---------- INPUT ROWS ----------

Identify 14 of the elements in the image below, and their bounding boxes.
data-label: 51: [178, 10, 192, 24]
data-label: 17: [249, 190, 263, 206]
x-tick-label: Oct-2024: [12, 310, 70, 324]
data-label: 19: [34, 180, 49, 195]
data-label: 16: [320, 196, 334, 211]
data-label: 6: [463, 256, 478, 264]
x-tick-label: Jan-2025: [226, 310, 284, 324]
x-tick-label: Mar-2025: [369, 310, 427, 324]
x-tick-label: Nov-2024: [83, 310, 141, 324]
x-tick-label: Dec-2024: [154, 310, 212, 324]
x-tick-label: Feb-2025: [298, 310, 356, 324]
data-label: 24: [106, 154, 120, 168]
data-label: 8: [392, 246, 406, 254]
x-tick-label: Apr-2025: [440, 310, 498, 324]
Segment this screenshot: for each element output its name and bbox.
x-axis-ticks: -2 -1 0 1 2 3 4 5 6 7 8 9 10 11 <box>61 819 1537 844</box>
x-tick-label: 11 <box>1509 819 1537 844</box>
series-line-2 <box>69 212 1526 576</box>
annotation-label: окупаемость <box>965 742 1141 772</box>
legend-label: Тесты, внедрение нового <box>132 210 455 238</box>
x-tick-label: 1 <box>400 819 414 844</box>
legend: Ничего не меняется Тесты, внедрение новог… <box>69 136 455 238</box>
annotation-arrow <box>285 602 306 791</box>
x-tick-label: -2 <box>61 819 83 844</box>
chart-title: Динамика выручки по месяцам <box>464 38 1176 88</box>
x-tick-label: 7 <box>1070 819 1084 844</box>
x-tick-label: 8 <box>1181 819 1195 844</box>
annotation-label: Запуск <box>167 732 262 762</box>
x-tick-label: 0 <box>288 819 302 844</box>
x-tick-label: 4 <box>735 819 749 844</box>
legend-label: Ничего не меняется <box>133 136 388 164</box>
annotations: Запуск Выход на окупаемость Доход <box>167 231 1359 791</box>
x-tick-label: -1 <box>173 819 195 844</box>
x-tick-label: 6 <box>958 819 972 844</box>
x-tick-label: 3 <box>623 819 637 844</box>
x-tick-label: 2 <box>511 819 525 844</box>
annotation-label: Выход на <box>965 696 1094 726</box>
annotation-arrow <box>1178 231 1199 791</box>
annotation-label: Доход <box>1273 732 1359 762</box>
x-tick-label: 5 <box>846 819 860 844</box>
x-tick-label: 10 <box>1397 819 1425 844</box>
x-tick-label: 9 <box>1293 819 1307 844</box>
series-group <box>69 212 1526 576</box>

----------

■ SET EXERCISE: Reproduce the rows above, changing every "x-tick-label" to "x-axis-label" and keeping everything else the same.

■ EXERCISE RESPONSE:
Identify 14 of the elements in the image below, and their bounding boxes.
data-label: 51: [178, 10, 192, 24]
data-label: 17: [249, 190, 263, 206]
x-axis-label: Oct-2024: [12, 310, 70, 324]
data-label: 19: [34, 180, 49, 195]
data-label: 16: [320, 196, 334, 211]
data-label: 6: [463, 256, 478, 264]
x-axis-label: Jan-2025: [226, 310, 284, 324]
x-axis-label: Mar-2025: [369, 310, 427, 324]
x-axis-label: Nov-2024: [83, 310, 141, 324]
x-axis-label: Dec-2024: [154, 310, 212, 324]
x-axis-label: Feb-2025: [298, 310, 356, 324]
data-label: 24: [106, 154, 120, 168]
data-label: 8: [392, 246, 406, 254]
x-axis-label: Apr-2025: [440, 310, 498, 324]
Segment this screenshot: for each element output its name and bbox.
x-axis-ticks: -2 -1 0 1 2 3 4 5 6 7 8 9 10 11 <box>61 819 1537 844</box>
x-axis-label: 11 <box>1509 819 1537 844</box>
series-line-2 <box>69 212 1526 576</box>
annotation-label: окупаемость <box>965 742 1141 772</box>
legend-label: Тесты, внедрение нового <box>132 210 455 238</box>
x-axis-label: 1 <box>400 819 414 844</box>
legend: Ничего не меняется Тесты, внедрение новог… <box>69 136 455 238</box>
annotation-arrow <box>285 602 306 791</box>
x-axis-label: -2 <box>61 819 83 844</box>
chart-title: Динамика выручки по месяцам <box>464 38 1176 88</box>
x-axis-label: 7 <box>1070 819 1084 844</box>
x-axis-label: 8 <box>1181 819 1195 844</box>
annotation-label: Запуск <box>167 732 262 762</box>
x-axis-label: 0 <box>288 819 302 844</box>
x-axis-label: 4 <box>735 819 749 844</box>
legend-label: Ничего не меняется <box>133 136 388 164</box>
annotations: Запуск Выход на окупаемость Доход <box>167 231 1359 791</box>
x-axis-label: -1 <box>173 819 195 844</box>
x-axis-label: 6 <box>958 819 972 844</box>
x-axis-label: 3 <box>623 819 637 844</box>
x-axis-label: 2 <box>511 819 525 844</box>
annotation-label: Выход на <box>965 696 1094 726</box>
annotation-arrow <box>1178 231 1199 791</box>
annotation-label: Доход <box>1273 732 1359 762</box>
x-axis-label: 5 <box>846 819 860 844</box>
x-axis-label: 10 <box>1397 819 1425 844</box>
x-axis-label: 9 <box>1293 819 1307 844</box>
series-group <box>69 212 1526 576</box>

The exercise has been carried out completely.